[RECORDS SUPPLIED start]

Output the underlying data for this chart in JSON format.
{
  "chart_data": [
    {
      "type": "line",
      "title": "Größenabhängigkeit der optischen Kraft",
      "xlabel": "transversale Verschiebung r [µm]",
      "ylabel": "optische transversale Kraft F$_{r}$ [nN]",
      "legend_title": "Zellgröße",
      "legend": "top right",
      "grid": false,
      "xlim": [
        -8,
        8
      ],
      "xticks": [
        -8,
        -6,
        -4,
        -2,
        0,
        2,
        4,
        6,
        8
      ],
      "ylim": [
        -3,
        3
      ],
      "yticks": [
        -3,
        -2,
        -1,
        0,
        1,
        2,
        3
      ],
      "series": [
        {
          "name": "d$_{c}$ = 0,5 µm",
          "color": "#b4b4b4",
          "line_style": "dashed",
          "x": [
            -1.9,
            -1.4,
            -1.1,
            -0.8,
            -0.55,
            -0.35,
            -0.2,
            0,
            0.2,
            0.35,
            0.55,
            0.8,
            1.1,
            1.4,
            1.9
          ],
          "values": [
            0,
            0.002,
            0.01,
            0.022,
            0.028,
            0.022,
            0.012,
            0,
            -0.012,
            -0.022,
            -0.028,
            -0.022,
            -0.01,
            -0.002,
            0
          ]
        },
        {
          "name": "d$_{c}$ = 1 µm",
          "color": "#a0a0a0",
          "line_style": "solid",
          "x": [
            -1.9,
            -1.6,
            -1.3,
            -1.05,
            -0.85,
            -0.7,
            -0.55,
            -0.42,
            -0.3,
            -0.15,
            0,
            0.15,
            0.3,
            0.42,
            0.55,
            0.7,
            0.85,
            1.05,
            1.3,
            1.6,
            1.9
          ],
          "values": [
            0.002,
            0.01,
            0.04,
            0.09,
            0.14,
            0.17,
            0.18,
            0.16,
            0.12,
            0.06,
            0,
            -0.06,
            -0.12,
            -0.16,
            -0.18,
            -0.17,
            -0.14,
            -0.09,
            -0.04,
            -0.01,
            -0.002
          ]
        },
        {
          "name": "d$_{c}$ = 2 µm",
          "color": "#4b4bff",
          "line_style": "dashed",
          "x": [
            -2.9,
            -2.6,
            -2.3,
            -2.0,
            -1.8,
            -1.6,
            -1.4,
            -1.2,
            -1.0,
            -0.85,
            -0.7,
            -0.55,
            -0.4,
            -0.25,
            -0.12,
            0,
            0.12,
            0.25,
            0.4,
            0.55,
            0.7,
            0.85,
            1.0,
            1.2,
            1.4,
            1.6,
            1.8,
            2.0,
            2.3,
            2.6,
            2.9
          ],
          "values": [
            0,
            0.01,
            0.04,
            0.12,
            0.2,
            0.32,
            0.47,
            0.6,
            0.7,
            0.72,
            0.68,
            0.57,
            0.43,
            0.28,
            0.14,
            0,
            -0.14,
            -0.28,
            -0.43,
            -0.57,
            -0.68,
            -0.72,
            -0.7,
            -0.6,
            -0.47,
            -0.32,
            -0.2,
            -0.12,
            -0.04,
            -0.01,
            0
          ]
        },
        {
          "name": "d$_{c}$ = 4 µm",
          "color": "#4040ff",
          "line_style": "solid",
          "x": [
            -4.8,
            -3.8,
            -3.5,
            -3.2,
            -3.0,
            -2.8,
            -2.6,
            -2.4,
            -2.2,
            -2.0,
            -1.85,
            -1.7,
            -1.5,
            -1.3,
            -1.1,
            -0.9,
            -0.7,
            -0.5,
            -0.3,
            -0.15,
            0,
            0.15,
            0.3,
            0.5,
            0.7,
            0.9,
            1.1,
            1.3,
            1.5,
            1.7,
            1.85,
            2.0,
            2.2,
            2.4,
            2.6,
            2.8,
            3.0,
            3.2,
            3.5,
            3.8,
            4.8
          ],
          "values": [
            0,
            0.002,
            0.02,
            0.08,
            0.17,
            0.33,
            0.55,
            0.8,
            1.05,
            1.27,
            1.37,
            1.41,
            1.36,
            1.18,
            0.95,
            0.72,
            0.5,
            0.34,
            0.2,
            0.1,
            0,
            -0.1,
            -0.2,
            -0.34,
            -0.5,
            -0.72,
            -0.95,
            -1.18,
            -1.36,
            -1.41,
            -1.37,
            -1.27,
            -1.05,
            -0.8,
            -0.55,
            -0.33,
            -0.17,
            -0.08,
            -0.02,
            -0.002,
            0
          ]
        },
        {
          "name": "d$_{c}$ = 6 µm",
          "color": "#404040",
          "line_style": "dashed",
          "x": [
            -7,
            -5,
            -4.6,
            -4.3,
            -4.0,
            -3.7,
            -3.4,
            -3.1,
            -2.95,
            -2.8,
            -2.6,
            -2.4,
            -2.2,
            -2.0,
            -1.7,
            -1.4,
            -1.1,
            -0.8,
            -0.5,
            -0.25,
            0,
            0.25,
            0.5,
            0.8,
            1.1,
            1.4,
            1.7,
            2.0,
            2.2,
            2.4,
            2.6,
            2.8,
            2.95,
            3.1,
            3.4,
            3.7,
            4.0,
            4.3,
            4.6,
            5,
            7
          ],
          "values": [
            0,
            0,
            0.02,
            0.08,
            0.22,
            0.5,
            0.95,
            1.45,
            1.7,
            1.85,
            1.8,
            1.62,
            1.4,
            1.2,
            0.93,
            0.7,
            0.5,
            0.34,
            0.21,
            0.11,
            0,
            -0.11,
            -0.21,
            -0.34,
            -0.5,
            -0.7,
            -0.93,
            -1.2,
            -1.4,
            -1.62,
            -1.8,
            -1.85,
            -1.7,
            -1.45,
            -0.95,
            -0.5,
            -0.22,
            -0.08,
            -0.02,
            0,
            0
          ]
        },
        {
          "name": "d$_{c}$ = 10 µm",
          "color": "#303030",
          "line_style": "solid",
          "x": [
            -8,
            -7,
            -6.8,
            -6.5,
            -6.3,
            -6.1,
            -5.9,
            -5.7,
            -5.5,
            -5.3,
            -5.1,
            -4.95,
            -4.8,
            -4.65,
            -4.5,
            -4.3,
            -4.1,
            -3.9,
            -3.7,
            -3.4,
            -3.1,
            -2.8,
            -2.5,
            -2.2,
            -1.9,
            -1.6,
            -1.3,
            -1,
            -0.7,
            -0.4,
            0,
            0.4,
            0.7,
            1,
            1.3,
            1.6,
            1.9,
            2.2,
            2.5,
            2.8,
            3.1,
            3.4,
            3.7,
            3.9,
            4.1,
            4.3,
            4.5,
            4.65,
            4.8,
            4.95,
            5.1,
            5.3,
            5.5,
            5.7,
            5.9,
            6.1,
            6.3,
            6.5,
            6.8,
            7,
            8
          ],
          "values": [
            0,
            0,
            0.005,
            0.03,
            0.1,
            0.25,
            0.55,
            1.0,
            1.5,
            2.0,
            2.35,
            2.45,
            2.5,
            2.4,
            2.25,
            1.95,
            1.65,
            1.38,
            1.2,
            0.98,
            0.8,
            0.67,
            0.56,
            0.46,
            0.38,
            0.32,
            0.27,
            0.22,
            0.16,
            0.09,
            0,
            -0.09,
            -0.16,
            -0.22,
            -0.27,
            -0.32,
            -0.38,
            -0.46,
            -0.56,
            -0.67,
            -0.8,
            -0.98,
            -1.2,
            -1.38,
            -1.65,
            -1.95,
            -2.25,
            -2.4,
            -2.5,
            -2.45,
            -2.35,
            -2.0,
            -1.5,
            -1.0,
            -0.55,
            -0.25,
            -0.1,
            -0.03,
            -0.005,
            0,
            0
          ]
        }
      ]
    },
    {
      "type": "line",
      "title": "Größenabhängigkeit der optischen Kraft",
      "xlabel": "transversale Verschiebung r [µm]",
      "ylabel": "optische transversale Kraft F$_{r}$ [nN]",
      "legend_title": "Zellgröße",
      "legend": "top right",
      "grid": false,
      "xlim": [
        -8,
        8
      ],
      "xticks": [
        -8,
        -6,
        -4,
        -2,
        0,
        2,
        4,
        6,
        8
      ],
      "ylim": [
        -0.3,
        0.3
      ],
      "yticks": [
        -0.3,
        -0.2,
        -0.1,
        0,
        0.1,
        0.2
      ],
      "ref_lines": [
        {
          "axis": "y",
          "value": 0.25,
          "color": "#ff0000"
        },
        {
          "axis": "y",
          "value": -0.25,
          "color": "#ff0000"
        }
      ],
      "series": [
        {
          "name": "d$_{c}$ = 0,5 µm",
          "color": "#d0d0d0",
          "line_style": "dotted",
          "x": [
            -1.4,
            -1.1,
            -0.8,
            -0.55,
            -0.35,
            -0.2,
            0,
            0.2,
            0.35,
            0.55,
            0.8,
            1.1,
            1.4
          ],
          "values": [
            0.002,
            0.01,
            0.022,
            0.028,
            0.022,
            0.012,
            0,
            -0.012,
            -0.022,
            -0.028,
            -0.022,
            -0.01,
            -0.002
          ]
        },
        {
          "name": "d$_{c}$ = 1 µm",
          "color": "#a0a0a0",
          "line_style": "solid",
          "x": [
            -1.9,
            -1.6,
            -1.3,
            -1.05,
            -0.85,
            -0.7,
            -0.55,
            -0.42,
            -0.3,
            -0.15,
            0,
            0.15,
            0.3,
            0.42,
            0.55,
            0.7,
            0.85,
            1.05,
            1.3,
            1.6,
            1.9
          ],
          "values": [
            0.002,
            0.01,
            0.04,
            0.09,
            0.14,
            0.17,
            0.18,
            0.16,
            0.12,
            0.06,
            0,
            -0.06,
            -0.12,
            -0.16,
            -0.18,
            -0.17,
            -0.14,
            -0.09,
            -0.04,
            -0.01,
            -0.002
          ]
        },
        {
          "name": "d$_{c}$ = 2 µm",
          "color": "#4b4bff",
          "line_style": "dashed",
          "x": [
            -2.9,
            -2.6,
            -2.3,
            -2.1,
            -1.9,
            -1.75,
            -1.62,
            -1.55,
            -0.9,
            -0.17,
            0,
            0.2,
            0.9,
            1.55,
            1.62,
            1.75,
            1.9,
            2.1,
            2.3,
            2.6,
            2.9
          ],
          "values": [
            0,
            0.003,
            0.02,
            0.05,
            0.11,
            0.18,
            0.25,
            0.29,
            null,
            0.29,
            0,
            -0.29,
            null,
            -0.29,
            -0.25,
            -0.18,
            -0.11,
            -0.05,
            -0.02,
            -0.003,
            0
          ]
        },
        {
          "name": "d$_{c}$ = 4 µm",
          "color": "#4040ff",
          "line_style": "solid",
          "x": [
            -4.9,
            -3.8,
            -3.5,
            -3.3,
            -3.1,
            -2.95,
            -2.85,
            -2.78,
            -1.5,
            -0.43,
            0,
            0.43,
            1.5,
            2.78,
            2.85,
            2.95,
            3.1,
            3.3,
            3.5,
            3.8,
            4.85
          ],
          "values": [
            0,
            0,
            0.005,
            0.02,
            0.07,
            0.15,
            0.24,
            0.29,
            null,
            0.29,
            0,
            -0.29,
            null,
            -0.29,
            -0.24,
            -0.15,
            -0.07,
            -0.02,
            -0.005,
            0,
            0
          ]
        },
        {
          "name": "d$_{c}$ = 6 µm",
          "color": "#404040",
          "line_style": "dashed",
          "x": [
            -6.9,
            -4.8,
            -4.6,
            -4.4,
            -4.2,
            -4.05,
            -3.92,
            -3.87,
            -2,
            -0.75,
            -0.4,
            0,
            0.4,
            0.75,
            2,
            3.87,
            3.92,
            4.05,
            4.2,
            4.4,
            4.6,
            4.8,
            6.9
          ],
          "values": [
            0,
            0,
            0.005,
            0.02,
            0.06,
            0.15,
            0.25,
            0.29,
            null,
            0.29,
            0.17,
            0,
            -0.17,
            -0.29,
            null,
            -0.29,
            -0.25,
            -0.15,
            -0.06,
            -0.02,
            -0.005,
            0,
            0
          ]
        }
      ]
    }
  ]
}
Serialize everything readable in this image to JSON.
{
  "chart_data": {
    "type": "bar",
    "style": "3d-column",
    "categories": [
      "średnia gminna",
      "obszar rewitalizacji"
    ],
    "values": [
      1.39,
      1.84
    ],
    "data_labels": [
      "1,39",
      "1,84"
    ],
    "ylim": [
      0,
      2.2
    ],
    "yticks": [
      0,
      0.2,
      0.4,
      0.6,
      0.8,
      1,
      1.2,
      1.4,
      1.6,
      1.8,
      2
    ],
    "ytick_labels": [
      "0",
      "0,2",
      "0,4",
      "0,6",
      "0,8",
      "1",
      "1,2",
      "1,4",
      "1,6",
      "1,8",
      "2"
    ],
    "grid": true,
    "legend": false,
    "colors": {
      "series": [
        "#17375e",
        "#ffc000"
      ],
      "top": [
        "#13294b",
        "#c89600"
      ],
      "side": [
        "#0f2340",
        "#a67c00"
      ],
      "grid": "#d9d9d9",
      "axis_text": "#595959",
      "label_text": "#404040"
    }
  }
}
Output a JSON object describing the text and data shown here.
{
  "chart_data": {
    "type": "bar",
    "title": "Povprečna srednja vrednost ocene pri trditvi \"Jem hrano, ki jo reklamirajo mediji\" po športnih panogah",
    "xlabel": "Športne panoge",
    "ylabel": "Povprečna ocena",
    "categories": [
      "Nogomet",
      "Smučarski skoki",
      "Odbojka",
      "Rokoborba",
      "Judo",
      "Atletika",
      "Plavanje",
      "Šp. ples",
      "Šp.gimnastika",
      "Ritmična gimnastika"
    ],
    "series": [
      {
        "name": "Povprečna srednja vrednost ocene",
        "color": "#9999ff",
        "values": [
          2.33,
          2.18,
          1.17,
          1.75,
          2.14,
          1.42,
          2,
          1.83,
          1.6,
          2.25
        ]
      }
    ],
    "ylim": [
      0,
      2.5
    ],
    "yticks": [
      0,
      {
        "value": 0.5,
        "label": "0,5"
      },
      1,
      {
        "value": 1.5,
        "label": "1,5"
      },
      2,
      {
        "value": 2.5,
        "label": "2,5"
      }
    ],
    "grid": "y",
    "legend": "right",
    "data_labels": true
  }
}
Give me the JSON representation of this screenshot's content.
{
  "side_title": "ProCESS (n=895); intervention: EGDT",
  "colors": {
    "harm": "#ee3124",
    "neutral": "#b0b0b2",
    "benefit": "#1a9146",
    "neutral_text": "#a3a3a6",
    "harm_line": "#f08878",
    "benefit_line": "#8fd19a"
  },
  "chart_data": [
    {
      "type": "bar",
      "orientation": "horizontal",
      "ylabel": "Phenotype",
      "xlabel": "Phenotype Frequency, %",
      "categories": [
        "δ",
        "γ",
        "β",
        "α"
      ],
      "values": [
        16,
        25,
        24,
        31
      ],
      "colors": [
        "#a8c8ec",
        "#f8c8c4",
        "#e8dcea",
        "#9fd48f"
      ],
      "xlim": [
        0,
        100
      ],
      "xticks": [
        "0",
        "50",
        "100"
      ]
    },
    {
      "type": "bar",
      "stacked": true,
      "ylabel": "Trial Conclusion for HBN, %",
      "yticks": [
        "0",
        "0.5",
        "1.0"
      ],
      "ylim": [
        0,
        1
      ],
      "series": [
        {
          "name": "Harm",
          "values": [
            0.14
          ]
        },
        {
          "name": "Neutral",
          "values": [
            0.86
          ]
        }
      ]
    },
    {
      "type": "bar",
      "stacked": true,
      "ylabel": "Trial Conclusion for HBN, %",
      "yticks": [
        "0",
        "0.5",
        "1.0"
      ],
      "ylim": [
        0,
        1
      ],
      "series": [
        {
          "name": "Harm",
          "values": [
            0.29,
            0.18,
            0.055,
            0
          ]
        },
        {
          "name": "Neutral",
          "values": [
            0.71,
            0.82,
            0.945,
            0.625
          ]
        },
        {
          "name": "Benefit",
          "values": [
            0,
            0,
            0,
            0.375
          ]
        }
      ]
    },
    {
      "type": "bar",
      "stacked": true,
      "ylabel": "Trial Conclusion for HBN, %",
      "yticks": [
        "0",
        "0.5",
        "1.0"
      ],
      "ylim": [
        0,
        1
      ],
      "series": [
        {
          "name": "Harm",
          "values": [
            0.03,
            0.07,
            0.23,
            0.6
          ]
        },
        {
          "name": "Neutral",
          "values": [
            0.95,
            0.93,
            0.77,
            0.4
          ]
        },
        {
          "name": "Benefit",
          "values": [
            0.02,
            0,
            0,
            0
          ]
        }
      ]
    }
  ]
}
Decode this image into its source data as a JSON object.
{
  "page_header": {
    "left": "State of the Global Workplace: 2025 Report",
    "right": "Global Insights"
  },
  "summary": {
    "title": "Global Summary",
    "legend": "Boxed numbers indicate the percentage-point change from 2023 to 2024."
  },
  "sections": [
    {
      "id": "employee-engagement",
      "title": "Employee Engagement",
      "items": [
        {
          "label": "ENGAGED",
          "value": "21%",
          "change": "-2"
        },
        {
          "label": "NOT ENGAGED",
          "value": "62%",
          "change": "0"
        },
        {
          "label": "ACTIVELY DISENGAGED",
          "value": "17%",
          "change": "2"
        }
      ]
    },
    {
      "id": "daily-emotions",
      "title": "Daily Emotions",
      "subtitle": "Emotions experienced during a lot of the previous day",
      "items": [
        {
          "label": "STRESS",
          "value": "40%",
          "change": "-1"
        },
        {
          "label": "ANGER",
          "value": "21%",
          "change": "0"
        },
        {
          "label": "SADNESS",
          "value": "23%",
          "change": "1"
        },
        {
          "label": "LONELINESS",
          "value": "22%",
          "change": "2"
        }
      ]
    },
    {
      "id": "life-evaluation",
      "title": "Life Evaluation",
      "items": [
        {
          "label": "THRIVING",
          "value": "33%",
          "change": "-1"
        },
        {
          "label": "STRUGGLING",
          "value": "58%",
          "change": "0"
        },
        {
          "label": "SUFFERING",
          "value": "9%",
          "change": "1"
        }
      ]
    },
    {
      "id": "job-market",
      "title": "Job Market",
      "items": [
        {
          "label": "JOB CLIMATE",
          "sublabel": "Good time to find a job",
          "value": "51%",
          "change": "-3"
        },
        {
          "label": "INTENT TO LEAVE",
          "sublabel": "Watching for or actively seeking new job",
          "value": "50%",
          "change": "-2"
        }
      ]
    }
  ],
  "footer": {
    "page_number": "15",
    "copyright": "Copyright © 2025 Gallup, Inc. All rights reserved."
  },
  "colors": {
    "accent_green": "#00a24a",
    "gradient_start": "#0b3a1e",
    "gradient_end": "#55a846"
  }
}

[RECORDS SUPPLIED end]

▸ DIRECTIVE
Copy out every line with the word "Output".

▸ RESULT OF THE TASK
Output the underlying data for this chart in JSON format.
Output a JSON object describing the text and data shown here.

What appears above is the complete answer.